Work instructions: Arrange the lines below as a JSON list of strings, one string per line, leaving out blank lines and covering every line in both blocks. Leave the pictures out of the answer.

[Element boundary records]
--------------------------------------------------

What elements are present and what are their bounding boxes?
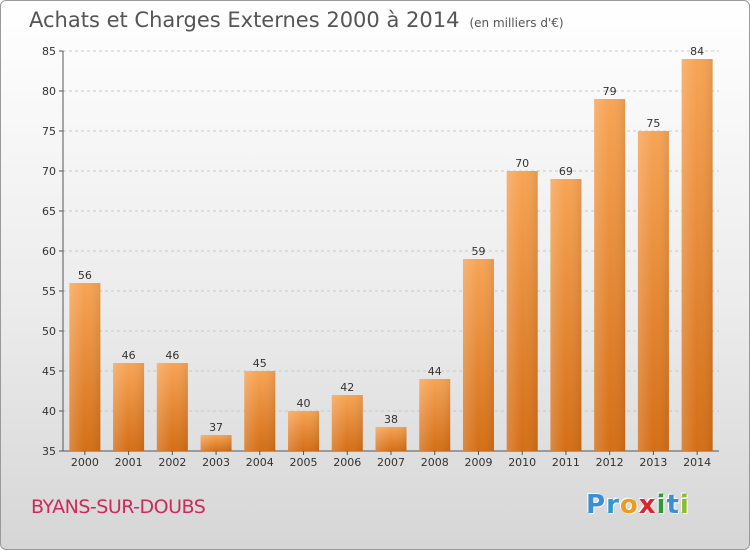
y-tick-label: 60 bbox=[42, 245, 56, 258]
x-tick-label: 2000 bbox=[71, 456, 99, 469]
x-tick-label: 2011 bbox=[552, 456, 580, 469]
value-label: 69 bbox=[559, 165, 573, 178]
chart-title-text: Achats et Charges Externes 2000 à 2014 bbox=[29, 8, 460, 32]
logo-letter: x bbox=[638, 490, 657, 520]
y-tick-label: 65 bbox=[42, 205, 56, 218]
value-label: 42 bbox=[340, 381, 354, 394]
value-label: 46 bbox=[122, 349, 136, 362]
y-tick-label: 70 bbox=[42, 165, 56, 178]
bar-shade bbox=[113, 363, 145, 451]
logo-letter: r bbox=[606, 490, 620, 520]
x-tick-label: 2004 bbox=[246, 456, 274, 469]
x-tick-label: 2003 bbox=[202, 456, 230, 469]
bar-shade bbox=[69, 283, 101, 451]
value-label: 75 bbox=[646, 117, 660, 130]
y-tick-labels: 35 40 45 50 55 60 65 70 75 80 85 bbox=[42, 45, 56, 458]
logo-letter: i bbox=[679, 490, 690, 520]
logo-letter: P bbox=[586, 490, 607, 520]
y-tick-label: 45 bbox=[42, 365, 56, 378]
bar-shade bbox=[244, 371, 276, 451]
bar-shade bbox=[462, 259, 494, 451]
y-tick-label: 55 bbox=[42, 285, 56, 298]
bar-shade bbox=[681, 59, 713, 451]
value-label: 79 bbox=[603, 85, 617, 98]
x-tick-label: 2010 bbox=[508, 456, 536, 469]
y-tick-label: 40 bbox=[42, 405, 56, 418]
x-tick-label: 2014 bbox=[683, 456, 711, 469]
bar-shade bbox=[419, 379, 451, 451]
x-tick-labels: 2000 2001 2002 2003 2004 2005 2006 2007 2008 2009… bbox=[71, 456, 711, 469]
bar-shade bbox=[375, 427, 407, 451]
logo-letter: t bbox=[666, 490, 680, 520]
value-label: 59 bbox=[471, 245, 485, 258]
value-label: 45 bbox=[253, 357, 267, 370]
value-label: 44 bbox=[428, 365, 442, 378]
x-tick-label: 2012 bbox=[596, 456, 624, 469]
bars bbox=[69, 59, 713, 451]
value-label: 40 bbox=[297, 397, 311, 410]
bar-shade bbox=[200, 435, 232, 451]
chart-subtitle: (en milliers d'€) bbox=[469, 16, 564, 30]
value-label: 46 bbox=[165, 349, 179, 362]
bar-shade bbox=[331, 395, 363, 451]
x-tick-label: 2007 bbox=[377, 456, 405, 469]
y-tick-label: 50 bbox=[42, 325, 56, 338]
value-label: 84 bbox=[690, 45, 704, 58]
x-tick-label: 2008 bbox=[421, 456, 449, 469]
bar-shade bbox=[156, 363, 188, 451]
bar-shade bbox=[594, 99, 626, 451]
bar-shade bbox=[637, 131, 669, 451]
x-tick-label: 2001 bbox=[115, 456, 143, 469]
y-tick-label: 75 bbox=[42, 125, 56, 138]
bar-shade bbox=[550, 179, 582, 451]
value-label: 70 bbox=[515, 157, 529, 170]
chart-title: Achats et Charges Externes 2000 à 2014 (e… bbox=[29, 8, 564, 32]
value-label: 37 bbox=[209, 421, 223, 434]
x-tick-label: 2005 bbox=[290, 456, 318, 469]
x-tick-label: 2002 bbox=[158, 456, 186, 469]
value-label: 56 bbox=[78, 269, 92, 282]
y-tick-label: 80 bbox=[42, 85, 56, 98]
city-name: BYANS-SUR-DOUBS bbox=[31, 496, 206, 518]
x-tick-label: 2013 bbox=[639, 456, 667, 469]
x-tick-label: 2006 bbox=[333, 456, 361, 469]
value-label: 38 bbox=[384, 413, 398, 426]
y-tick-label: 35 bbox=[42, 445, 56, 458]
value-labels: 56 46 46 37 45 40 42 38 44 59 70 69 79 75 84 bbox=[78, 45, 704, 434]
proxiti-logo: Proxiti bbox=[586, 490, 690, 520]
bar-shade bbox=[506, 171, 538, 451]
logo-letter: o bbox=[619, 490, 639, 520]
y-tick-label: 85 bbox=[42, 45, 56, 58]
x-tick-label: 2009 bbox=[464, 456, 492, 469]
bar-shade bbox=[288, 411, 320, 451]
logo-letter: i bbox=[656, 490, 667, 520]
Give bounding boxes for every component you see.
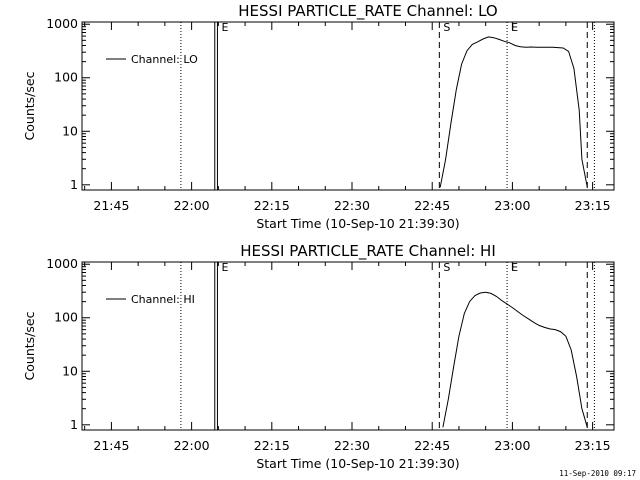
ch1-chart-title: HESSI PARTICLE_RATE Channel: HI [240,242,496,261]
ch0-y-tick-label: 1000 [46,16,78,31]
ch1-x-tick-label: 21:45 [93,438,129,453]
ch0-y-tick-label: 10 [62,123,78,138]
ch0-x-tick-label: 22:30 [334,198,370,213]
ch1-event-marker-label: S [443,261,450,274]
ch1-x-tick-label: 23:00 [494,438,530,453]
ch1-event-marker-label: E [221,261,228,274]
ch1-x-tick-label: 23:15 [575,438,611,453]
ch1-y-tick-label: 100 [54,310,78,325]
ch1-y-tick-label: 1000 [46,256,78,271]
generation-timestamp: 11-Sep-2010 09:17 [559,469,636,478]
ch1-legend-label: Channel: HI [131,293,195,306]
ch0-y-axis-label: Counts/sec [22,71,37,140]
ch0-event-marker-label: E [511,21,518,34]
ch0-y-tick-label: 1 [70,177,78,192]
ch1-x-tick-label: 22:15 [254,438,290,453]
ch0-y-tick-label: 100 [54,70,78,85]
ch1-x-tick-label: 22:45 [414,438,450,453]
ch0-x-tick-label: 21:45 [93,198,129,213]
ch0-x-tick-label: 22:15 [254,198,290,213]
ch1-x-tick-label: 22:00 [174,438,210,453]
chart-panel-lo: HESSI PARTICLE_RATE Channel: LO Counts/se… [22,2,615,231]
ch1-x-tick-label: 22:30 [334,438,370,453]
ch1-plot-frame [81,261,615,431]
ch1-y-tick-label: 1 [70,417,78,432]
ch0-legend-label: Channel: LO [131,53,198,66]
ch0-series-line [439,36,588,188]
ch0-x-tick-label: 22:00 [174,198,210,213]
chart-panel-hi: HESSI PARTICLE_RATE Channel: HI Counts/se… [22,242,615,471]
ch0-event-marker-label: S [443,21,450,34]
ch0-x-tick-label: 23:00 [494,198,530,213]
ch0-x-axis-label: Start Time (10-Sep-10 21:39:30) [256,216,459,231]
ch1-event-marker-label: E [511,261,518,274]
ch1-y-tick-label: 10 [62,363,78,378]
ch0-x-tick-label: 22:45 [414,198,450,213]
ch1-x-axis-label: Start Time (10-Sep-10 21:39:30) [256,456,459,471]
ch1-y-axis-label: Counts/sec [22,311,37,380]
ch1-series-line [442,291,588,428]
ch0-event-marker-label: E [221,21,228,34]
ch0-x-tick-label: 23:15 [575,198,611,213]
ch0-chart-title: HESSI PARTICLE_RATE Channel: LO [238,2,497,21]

--------------------------------------------------

Written answer:
[
  "What elements are present and what are their bounding boxes?",
  "y-tick-label: 60 bbox=[42, 245, 56, 258]",
  "x-tick-label: 2000 bbox=[71, 456, 99, 469]",
  "x-tick-label: 2011 bbox=[552, 456, 580, 469]",
  "value-label: 69 bbox=[559, 165, 573, 178]",
  "chart-title-text: Achats et Charges Externes 2000 à 2014 bbox=[29, 8, 460, 32]",
  "logo-letter: x bbox=[638, 490, 657, 520]",
  "y-tick-label: 65 bbox=[42, 205, 56, 218]",
  "value-label: 42 bbox=[340, 381, 354, 394]",
  "value-label: 46 bbox=[122, 349, 136, 362]",
  "y-tick-label: 70 bbox=[42, 165, 56, 178]",
  "bar-shade bbox=[113, 363, 145, 451]",
  "logo-letter: r bbox=[606, 490, 620, 520]",
  "x-tick-label: 2004 bbox=[246, 456, 274, 469]",
  "x-tick-label: 2003 bbox=[202, 456, 230, 469]",
  "bar-shade bbox=[69, 283, 101, 451]",
  "value-label: 75 bbox=[646, 117, 660, 130]",
  "y-tick-labels: 35 40 45 50 55 60 65 70 75 80 85 bbox=[42, 45, 56, 458]",
  "logo-letter: i bbox=[679, 490, 690, 520]",
  "logo-letter: P bbox=[586, 490, 607, 520]",
  "y-tick-label: 45 bbox=[42, 365, 56, 378]",
  "bar-shade bbox=[244, 371, 276, 451]",
  "bar-shade bbox=[462, 259, 494, 451]",
  "y-tick-label: 55 bbox=[42, 285, 56, 298]",
  "bar-shade bbox=[681, 59, 713, 451]",
  "value-label: 79 bbox=[603, 85, 617, 98]",
  "x-tick-label: 2010 bbox=[508, 456, 536, 469]",
  "y-tick-label: 40 bbox=[42, 405, 56, 418]",
  "x-tick-label: 2014 bbox=[683, 456, 711, 469]",
  "bar-shade bbox=[419, 379, 451, 451]",
  "x-tick-labels: 2000 2001 2002 2003 2004 2005 2006 2007 2008 2009… bbox=[71, 456, 711, 469]",
  "bar-shade bbox=[375, 427, 407, 451]",
  "logo-letter: t bbox=[666, 490, 680, 520]",
  "value-label: 59 bbox=[471, 245, 485, 258]",
  "value-label: 45 bbox=[253, 357, 267, 370]",
  "value-label: 44 bbox=[428, 365, 442, 378]",
  "x-tick-label: 2012 bbox=[596, 456, 624, 469]",
  "bars bbox=[69, 59, 713, 451]",
  "value-label: 40 bbox=[297, 397, 311, 410]",
  "bar-shade bbox=[200, 435, 232, 451]",
  "chart-subtitle: (en milliers d'€) bbox=[469, 16, 564, 30]",
  "value-label: 46 bbox=[165, 349, 179, 362]",
  "bar-shade bbox=[331, 395, 363, 451]",
  "x-tick-label: 2007 bbox=[377, 456, 405, 469]",
  "y-tick-label: 50 bbox=[42, 325, 56, 338]",
  "value-label: 84 bbox=[690, 45, 704, 58]",
  "x-tick-label: 2008 bbox=[421, 456, 449, 469]",
  "bar-shade bbox=[156, 363, 188, 451]",
  "bar-shade bbox=[594, 99, 626, 451]",
  "bar-shade bbox=[637, 131, 669, 451]",
  "x-tick-label: 2001 bbox=[115, 456, 143, 469]",
  "y-tick-label: 75 bbox=[42, 125, 56, 138]",
  "bar-shade bbox=[550, 179, 582, 451]",
  "value-label: 70 bbox=[515, 157, 529, 170]",
  "chart-title: Achats et Charges Externes 2000 à 2014 (e… bbox=[29, 8, 564, 32]",
  "value-label: 37 bbox=[209, 421, 223, 434]",
  "x-tick-label: 2005 bbox=[290, 456, 318, 469]",
  "x-tick-label: 2002 bbox=[158, 456, 186, 469]",
  "value-label: 56 bbox=[78, 269, 92, 282]",
  "y-tick-label: 80 bbox=[42, 85, 56, 98]",
  "city-name: BYANS-SUR-DOUBS bbox=[31, 496, 206, 518]",
  "x-tick-label: 2013 bbox=[639, 456, 667, 469]",
  "x-tick-label: 2006 bbox=[333, 456, 361, 469]",
  "value-label: 38 bbox=[384, 413, 398, 426]",
  "y-tick-label: 35 bbox=[42, 445, 56, 458]",
  "value-labels: 56 46 46 37 45 40 42 38 44 59 70 69 79 75 84 bbox=[78, 45, 704, 434]",
  "proxiti-logo: Proxiti bbox=[586, 490, 690, 520]",
  "bar-shade bbox=[506, 171, 538, 451]",
  "logo-letter: o bbox=[619, 490, 639, 520]",
  "y-tick-label: 85 bbox=[42, 45, 56, 58]",
  "x-tick-label: 2009 bbox=[464, 456, 492, 469]",
  "bar-shade bbox=[288, 411, 320, 451]",
  "logo-letter: i bbox=[656, 490, 667, 520]",
  "Give bounding boxes for every component you see.",
  "ch1-chart-title: HESSI PARTICLE_RATE Channel: HI [240,242,496,261]",
  "ch0-y-tick-label: 1000 [46,16,78,31]",
  "ch1-x-tick-label: 21:45 [93,438,129,453]",
  "ch0-y-tick-label: 10 [62,123,78,138]",
  "ch0-x-tick-label: 22:30 [334,198,370,213]",
  "ch1-event-marker-label: S [443,261,450,274]",
  "ch1-x-tick-label: 23:00 [494,438,530,453]",
  "ch1-event-marker-label: E [221,261,228,274]",
  "ch1-x-tick-label: 23:15 [575,438,611,453]",
  "ch1-y-tick-label: 100 [54,310,78,325]",
  "ch1-y-tick-label: 1000 [46,256,78,271]",
  "generation-timestamp: 11-Sep-2010 09:17 [559,469,636,478]",
  "ch1-legend-label: Channel: HI [131,293,195,306]",
  "ch0-y-axis-label: Counts/sec [22,71,37,140]",
  "ch0-event-marker-label: E [511,21,518,34]",
  "ch0-y-tick-label: 1 [70,177,78,192]",
  "ch1-x-tick-label: 22:15 [254,438,290,453]",
  "ch0-y-tick-label: 100 [54,70,78,85]",
  "ch1-x-tick-label: 22:45 [414,438,450,453]",
  "ch0-x-tick-label: 21:45 [93,198,129,213]",
  "ch0-x-tick-label: 22:15 [254,198,290,213]",
  "ch1-x-tick-label: 22:00 [174,438,210,453]",
  "chart-panel-lo: HESSI PARTICLE_RATE Channel: LO Counts/se… [22,2,615,231]",
  "ch1-x-tick-label: 22:30 [334,438,370,453]",
  "ch1-plot-frame [81,261,615,431]",
  "ch1-y-tick-label: 1 [70,417,78,432]",
  "ch0-legend-label: Channel: LO [131,53,198,66]",
  "ch0-series-line [439,36,588,188]",
  "ch0-x-tick-label: 22:00 [174,198,210,213]",
  "chart-panel-hi: HESSI PARTICLE_RATE Channel: HI Counts/se… [22,242,615,471]",
  "ch0-event-marker-label: S [443,21,450,34]",
  "ch0-x-tick-label: 23:00 [494,198,530,213]",
  "ch0-x-axis-label: Start Time (10-Sep-10 21:39:30) [256,216,459,231]",
  "ch1-event-marker-label: E [511,261,518,274]",
  "ch1-y-tick-label: 10 [62,363,78,378]",
  "ch0-x-tick-label: 22:45 [414,198,450,213]",
  "ch1-x-axis-label: Start Time (10-Sep-10 21:39:30) [256,456,459,471]",
  "ch1-y-axis-label: Counts/sec [22,311,37,380]",
  "ch1-series-line [442,291,588,428]",
  "ch0-event-marker-label: E [221,21,228,34]",
  "ch0-x-tick-label: 23:15 [575,198,611,213]",
  "ch0-chart-title: HESSI PARTICLE_RATE Channel: LO [238,2,497,21]"
]